Collected data:
--*--

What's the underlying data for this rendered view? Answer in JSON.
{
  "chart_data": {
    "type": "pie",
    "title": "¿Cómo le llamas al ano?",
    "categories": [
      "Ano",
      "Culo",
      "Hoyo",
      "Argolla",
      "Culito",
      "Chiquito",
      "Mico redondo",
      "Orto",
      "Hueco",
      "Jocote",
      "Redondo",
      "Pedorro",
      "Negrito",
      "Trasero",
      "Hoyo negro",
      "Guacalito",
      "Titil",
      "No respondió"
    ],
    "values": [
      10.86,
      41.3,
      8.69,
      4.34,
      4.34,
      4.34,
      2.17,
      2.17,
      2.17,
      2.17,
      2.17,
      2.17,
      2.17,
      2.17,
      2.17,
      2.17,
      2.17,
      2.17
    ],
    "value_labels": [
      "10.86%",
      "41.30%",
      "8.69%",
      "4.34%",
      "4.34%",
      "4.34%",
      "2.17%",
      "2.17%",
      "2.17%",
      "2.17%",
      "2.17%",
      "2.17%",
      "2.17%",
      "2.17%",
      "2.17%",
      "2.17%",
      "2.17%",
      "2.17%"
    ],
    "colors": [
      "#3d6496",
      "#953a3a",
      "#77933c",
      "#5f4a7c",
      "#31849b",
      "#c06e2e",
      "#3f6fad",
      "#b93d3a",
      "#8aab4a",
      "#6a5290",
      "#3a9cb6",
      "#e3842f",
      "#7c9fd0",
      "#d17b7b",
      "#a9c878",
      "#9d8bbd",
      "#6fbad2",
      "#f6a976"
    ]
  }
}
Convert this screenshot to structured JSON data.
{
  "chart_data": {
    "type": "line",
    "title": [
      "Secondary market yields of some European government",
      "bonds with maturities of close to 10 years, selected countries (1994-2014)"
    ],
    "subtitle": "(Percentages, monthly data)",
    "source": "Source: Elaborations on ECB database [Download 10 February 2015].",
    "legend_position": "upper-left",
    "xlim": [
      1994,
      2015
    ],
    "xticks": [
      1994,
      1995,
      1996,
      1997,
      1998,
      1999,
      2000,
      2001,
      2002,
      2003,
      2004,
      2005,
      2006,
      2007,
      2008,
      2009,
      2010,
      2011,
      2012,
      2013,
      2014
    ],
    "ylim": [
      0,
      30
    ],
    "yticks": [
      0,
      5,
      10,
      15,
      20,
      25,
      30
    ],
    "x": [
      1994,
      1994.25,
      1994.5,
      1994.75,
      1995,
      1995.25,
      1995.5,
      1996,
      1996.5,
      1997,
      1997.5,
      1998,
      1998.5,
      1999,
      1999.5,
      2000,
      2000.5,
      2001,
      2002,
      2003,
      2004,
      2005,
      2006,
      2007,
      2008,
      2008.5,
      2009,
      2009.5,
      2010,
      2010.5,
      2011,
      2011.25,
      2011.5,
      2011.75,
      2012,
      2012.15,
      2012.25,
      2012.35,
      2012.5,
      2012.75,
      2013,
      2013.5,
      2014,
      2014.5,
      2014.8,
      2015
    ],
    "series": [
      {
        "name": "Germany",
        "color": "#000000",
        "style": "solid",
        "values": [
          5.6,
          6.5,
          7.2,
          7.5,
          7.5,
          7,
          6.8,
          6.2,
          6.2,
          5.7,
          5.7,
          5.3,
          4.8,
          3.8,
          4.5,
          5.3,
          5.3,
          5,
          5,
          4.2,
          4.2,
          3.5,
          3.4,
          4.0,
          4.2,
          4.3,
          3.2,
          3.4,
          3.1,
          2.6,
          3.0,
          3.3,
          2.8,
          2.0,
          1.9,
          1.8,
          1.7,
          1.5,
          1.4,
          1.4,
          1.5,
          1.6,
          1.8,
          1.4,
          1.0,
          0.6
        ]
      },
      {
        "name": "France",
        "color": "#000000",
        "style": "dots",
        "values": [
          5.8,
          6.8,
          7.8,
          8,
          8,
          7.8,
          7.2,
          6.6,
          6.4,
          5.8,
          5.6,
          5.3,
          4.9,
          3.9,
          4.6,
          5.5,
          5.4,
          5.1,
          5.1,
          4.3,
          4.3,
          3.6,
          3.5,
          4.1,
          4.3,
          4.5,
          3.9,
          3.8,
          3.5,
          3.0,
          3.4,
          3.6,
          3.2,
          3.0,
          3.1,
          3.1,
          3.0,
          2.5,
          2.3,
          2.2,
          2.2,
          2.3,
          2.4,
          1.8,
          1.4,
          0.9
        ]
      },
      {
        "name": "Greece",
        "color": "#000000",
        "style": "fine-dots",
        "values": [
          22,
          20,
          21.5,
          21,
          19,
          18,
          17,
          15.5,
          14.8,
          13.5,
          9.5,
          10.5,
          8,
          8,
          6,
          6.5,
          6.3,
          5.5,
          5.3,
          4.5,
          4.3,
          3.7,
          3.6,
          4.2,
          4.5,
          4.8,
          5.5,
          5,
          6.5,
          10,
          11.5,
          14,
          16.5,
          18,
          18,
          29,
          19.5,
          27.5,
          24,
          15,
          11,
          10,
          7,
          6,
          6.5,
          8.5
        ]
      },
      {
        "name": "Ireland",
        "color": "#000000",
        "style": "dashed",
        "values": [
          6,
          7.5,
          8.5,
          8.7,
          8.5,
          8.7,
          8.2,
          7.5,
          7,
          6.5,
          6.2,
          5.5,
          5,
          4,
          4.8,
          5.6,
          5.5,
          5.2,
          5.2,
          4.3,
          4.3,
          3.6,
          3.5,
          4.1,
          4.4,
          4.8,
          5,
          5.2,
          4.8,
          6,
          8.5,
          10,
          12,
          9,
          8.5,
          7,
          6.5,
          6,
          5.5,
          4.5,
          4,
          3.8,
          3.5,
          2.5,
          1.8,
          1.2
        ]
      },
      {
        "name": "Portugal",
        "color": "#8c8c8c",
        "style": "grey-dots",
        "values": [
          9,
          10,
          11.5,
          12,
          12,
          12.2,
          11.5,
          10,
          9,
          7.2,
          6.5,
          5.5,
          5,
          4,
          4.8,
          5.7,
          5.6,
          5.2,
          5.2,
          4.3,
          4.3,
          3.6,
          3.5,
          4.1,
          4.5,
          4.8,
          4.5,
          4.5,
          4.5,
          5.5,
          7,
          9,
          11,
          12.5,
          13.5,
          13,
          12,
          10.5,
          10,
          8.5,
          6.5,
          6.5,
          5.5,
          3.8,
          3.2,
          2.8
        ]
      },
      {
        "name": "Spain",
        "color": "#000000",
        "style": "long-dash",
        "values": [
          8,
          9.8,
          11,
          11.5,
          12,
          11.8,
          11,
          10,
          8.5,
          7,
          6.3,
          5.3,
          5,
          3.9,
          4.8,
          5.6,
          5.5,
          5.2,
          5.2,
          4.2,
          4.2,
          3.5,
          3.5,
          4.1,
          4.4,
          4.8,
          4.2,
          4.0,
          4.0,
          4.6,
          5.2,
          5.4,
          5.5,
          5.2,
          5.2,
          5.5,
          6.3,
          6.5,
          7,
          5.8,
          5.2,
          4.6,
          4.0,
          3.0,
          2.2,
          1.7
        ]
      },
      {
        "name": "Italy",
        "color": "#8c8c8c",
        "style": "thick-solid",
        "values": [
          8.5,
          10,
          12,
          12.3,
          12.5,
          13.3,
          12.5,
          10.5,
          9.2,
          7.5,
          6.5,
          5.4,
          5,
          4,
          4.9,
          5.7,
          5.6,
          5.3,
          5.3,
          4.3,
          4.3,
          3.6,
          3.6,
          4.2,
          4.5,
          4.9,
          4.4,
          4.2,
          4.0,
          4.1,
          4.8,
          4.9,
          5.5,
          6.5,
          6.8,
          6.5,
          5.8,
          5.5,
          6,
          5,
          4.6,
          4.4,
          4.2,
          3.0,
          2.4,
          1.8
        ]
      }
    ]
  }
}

--*--

→ **Problem**
From the records above, extract every entry verbatim.

→ **Problem solution**
What's the underlying data for this rendered view? Answer in JSON.
{
  "chart_data": {
    "type": "pie",
    "title": "¿Cómo le llamas al ano?",
    "categories": [
      "Ano",
      "Culo",
      "Hoyo",
      "Argolla",
      "Culito",
      "Chiquito",
      "Mico redondo",
      "Orto",
      "Hueco",
      "Jocote",
      "Redondo",
      "Pedorro",
      "Negrito",
      "Trasero",
      "Hoyo negro",
      "Guacalito",
      "Titil",
      "No respondió"
    ],
    "values": [
      10.86,
      41.3,
      8.69,
      4.34,
      4.34,
      4.34,
      2.17,
      2.17,
      2.17,
      2.17,
      2.17,
      2.17,
      2.17,
      2.17,
      2.17,
      2.17,
      2.17,
      2.17
    ],
    "value_labels": [
      "10.86%",
      "41.30%",
      "8.69%",
      "4.34%",
      "4.34%",
      "4.34%",
      "2.17%",
      "2.17%",
      "2.17%",
      "2.17%",
      "2.17%",
      "2.17%",
      "2.17%",
      "2.17%",
      "2.17%",
      "2.17%",
      "2.17%",
      "2.17%"
    ],
    "colors": [
      "#3d6496",
      "#953a3a",
      "#77933c",
      "#5f4a7c",
      "#31849b",
      "#c06e2e",
      "#3f6fad",
      "#b93d3a",
      "#8aab4a",
      "#6a5290",
      "#3a9cb6",
      "#e3842f",
      "#7c9fd0",
      "#d17b7b",
      "#a9c878",
      "#9d8bbd",
      "#6fbad2",
      "#f6a976"
    ]
  }
}
Convert this screenshot to structured JSON data.
{
  "chart_data": {
    "type": "line",
    "title": [
      "Secondary market yields of some European government",
      "bonds with maturities of close to 10 years, selected countries (1994-2014)"
    ],
    "subtitle": "(Percentages, monthly data)",
    "source": "Source: Elaborations on ECB database [Download 10 February 2015].",
    "legend_position": "upper-left",
    "xlim": [
      1994,
      2015
    ],
    "xticks": [
      1994,
      1995,
      1996,
      1997,
      1998,
      1999,
      2000,
      2001,
      2002,
      2003,
      2004,
      2005,
      2006,
      2007,
      2008,
      2009,
      2010,
      2011,
      2012,
      2013,
      2014
    ],
    "ylim": [
      0,
      30
    ],
    "yticks": [
      0,
      5,
      10,
      15,
      20,
      25,
      30
    ],
    "x": [
      1994,
      1994.25,
      1994.5,
      1994.75,
      1995,
      1995.25,
      1995.5,
      1996,
      1996.5,
      1997,
      1997.5,
      1998,
      1998.5,
      1999,
      1999.5,
      2000,
      2000.5,
      2001,
      2002,
      2003,
      2004,
      2005,
      2006,
      2007,
      2008,
      2008.5,
      2009,
      2009.5,
      2010,
      2010.5,
      2011,
      2011.25,
      2011.5,
      2011.75,
      2012,
      2012.15,
      2012.25,
      2012.35,
      2012.5,
      2012.75,
      2013,
      2013.5,
      2014,
      2014.5,
      2014.8,
      2015
    ],
    "series": [
      {
        "name": "Germany",
        "color": "#000000",
        "style": "solid",
        "values": [
          5.6,
          6.5,
          7.2,
          7.5,
          7.5,
          7,
          6.8,
          6.2,
          6.2,
          5.7,
          5.7,
          5.3,
          4.8,
          3.8,
          4.5,
          5.3,
          5.3,
          5,
          5,
          4.2,
          4.2,
          3.5,
          3.4,
          4.0,
          4.2,
          4.3,
          3.2,
          3.4,
          3.1,
          2.6,
          3.0,
          3.3,
          2.8,
          2.0,
          1.9,
          1.8,
          1.7,
          1.5,
          1.4,
          1.4,
          1.5,
          1.6,
          1.8,
          1.4,
          1.0,
          0.6
        ]
      },
      {
        "name": "France",
        "color": "#000000",
        "style": "dots",
        "values": [
          5.8,
          6.8,
          7.8,
          8,
          8,
          7.8,
          7.2,
          6.6,
          6.4,
          5.8,
          5.6,
          5.3,
          4.9,
          3.9,
          4.6,
          5.5,
          5.4,
          5.1,
          5.1,
          4.3,
          4.3,
          3.6,
          3.5,
          4.1,
          4.3,
          4.5,
          3.9,
          3.8,
          3.5,
          3.0,
          3.4,
          3.6,
          3.2,
          3.0,
          3.1,
          3.1,
          3.0,
          2.5,
          2.3,
          2.2,
          2.2,
          2.3,
          2.4,
          1.8,
          1.4,
          0.9
        ]
      },
      {
        "name": "Greece",
        "color": "#000000",
        "style": "fine-dots",
        "values": [
          22,
          20,
          21.5,
          21,
          19,
          18,
          17,
          15.5,
          14.8,
          13.5,
          9.5,
          10.5,
          8,
          8,
          6,
          6.5,
          6.3,
          5.5,
          5.3,
          4.5,
          4.3,
          3.7,
          3.6,
          4.2,
          4.5,
          4.8,
          5.5,
          5,
          6.5,
          10,
          11.5,
          14,
          16.5,
          18,
          18,
          29,
          19.5,
          27.5,
          24,
          15,
          11,
          10,
          7,
          6,
          6.5,
          8.5
        ]
      },
      {
        "name": "Ireland",
        "color": "#000000",
        "style": "dashed",
        "values": [
          6,
          7.5,
          8.5,
          8.7,
          8.5,
          8.7,
          8.2,
          7.5,
          7,
          6.5,
          6.2,
          5.5,
          5,
          4,
          4.8,
          5.6,
          5.5,
          5.2,
          5.2,
          4.3,
          4.3,
          3.6,
          3.5,
          4.1,
          4.4,
          4.8,
          5,
          5.2,
          4.8,
          6,
          8.5,
          10,
          12,
          9,
          8.5,
          7,
          6.5,
          6,
          5.5,
          4.5,
          4,
          3.8,
          3.5,
          2.5,
          1.8,
          1.2
        ]
      },
      {
        "name": "Portugal",
        "color": "#8c8c8c",
        "style": "grey-dots",
        "values": [
          9,
          10,
          11.5,
          12,
          12,
          12.2,
          11.5,
          10,
          9,
          7.2,
          6.5,
          5.5,
          5,
          4,
          4.8,
          5.7,
          5.6,
          5.2,
          5.2,
          4.3,
          4.3,
          3.6,
          3.5,
          4.1,
          4.5,
          4.8,
          4.5,
          4.5,
          4.5,
          5.5,
          7,
          9,
          11,
          12.5,
          13.5,
          13,
          12,
          10.5,
          10,
          8.5,
          6.5,
          6.5,
          5.5,
          3.8,
          3.2,
          2.8
        ]
      },
      {
        "name": "Spain",
        "color": "#000000",
        "style": "long-dash",
        "values": [
          8,
          9.8,
          11,
          11.5,
          12,
          11.8,
          11,
          10,
          8.5,
          7,
          6.3,
          5.3,
          5,
          3.9,
          4.8,
          5.6,
          5.5,
          5.2,
          5.2,
          4.2,
          4.2,
          3.5,
          3.5,
          4.1,
          4.4,
          4.8,
          4.2,
          4.0,
          4.0,
          4.6,
          5.2,
          5.4,
          5.5,
          5.2,
          5.2,
          5.5,
          6.3,
          6.5,
          7,
          5.8,
          5.2,
          4.6,
          4.0,
          3.0,
          2.2,
          1.7
        ]
      },
      {
        "name": "Italy",
        "color": "#8c8c8c",
        "style": "thick-solid",
        "values": [
          8.5,
          10,
          12,
          12.3,
          12.5,
          13.3,
          12.5,
          10.5,
          9.2,
          7.5,
          6.5,
          5.4,
          5,
          4,
          4.9,
          5.7,
          5.6,
          5.3,
          5.3,
          4.3,
          4.3,
          3.6,
          3.6,
          4.2,
          4.5,
          4.9,
          4.4,
          4.2,
          4.0,
          4.1,
          4.8,
          4.9,
          5.5,
          6.5,
          6.8,
          6.5,
          5.8,
          5.5,
          6,
          5,
          4.6,
          4.4,
          4.2,
          3.0,
          2.4,
          1.8
        ]
      }
    ]
  }
}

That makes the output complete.